Lines containing the string "duration" are to be collected in full.
----------
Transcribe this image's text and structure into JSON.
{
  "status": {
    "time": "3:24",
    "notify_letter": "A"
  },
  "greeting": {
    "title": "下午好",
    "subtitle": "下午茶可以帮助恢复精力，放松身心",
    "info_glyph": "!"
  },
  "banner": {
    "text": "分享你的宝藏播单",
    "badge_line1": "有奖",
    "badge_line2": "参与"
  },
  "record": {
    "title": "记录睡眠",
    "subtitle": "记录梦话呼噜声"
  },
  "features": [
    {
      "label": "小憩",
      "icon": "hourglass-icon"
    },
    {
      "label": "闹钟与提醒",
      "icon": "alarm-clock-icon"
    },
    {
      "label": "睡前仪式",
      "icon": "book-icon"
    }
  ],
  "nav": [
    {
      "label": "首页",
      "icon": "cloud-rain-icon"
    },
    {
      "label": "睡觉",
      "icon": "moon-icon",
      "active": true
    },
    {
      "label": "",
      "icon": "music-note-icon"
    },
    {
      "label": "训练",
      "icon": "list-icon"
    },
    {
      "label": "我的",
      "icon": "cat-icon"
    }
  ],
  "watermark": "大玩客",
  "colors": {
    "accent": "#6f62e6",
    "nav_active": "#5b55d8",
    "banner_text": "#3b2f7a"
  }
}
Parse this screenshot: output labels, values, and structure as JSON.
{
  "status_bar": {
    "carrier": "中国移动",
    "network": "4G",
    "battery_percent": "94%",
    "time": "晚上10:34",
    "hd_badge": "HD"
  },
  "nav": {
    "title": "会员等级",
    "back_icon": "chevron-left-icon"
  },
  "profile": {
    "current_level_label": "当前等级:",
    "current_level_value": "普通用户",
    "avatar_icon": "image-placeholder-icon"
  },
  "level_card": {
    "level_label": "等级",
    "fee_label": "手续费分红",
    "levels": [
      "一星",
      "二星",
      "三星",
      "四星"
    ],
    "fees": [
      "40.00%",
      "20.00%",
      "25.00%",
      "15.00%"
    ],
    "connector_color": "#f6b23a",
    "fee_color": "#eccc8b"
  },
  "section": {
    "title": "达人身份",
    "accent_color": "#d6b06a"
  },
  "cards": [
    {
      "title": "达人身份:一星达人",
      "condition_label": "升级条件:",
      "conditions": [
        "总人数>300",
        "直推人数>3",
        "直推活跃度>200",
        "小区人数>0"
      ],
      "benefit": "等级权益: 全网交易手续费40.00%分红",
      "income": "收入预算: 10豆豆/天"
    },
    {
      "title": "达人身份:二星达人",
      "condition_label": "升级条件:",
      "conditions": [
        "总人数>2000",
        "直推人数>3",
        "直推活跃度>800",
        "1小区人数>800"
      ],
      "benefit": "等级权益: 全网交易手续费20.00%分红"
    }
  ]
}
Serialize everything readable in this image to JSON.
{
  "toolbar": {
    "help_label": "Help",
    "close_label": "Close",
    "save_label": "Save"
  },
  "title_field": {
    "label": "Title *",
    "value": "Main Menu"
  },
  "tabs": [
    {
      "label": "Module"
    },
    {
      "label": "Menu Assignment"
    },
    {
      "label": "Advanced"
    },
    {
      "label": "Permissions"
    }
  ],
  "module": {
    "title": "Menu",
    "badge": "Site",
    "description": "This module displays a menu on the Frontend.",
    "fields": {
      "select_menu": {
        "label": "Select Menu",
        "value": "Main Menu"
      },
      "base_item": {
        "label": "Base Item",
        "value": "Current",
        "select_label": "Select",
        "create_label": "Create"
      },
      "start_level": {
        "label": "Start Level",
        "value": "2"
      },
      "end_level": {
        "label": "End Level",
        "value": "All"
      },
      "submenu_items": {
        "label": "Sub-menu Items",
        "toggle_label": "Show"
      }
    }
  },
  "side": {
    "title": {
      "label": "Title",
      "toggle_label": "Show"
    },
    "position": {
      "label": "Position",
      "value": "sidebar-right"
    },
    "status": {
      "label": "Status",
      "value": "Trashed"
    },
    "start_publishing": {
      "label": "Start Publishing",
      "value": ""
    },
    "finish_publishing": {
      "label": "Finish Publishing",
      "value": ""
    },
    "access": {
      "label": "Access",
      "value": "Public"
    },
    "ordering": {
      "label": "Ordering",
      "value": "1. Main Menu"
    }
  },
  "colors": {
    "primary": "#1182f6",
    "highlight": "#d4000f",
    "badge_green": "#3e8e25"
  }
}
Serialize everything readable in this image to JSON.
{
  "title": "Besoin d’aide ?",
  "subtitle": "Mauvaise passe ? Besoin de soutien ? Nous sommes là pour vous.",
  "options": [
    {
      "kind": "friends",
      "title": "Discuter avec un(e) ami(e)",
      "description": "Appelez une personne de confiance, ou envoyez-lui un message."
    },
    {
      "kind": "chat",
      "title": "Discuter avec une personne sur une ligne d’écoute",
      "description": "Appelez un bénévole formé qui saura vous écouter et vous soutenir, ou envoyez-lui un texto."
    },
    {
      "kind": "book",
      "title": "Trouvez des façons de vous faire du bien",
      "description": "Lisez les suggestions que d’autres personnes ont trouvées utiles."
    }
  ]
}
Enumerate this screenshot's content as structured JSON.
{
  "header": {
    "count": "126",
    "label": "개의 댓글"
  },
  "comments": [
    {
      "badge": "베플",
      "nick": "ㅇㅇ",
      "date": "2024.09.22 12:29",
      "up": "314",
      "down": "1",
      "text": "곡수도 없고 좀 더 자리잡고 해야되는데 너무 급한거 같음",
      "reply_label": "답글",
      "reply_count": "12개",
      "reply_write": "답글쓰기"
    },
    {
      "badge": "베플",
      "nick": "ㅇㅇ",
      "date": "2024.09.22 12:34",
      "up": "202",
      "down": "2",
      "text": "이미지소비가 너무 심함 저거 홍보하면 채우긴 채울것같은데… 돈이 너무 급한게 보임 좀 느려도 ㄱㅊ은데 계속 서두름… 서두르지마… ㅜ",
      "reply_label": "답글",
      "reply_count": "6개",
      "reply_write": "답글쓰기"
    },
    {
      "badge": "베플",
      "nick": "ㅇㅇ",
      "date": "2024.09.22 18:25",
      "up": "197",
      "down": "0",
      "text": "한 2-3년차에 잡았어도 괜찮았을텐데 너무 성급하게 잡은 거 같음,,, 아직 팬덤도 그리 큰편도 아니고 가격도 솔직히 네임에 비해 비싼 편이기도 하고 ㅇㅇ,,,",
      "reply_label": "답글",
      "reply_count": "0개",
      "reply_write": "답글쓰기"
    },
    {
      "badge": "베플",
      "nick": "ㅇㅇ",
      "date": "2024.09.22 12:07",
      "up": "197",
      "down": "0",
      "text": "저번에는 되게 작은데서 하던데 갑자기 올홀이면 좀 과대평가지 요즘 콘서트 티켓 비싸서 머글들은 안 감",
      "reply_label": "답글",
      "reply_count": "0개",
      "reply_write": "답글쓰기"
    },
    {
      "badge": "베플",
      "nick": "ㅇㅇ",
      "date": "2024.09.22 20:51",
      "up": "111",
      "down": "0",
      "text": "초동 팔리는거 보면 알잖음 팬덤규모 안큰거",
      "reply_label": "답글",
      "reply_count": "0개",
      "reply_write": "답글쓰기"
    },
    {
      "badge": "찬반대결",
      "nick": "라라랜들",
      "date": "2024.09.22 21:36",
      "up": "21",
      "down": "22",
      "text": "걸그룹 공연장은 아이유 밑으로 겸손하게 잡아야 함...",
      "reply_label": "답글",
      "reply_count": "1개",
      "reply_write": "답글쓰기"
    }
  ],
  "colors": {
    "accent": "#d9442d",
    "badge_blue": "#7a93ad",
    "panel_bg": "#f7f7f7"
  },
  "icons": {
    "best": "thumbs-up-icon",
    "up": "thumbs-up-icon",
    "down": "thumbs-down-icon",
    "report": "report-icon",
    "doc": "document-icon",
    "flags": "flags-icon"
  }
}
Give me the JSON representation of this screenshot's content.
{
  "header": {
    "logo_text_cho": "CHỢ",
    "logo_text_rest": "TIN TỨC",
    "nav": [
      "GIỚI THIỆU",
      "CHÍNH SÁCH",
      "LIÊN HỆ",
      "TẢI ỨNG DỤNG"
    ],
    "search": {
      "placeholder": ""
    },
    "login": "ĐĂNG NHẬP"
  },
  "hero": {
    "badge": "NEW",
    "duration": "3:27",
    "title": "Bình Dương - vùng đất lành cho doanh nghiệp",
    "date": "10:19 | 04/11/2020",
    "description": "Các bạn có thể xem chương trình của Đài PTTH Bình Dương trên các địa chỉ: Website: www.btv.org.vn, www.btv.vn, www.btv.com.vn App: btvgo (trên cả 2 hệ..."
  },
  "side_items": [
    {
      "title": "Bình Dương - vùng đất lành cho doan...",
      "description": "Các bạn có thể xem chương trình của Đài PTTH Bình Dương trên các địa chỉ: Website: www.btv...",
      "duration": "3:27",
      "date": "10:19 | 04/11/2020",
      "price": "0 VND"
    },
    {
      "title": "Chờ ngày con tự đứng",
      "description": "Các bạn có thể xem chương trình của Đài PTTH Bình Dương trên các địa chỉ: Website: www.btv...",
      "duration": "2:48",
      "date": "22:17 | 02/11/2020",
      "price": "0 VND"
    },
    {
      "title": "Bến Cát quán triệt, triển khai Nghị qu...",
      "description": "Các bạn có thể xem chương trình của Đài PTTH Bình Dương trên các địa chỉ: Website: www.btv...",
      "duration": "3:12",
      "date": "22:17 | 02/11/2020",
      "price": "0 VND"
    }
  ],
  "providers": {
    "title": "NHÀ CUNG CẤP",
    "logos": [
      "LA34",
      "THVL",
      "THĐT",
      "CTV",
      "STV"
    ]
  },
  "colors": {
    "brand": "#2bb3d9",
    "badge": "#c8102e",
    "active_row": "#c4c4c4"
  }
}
----------
◆ Output for this task
    "duration": "3:27",
      "duration": "3:27",
      "duration": "2:48",
      "duration": "3:12",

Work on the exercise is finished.